• **Task goal**
Which lines hold the string "Race"? Copy every one of them.

___

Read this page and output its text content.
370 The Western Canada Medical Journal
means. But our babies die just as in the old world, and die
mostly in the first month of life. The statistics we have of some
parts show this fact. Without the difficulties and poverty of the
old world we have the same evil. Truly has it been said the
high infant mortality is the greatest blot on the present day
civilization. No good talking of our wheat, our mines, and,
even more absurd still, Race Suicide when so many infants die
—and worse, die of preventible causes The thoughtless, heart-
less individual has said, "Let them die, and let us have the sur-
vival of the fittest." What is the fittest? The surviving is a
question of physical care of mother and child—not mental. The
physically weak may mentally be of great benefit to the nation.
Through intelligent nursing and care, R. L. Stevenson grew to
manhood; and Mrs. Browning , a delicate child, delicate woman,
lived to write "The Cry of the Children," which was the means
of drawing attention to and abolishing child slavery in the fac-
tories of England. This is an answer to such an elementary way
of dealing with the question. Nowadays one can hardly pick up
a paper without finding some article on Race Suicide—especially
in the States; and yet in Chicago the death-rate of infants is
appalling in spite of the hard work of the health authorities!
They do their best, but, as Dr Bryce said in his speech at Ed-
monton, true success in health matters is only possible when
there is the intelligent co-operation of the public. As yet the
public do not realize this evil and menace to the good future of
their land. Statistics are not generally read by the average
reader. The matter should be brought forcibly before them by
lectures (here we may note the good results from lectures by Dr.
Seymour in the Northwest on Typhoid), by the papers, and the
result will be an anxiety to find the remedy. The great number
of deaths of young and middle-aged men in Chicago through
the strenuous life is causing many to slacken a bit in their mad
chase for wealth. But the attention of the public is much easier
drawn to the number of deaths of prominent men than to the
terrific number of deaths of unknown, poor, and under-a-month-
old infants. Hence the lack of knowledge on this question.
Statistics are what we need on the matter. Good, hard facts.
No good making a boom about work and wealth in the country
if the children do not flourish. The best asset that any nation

___

• **Answer to the exercise**
even more absurd still, Race Suicide when so many infants die
a paper without finding some article on Race Suicide—especially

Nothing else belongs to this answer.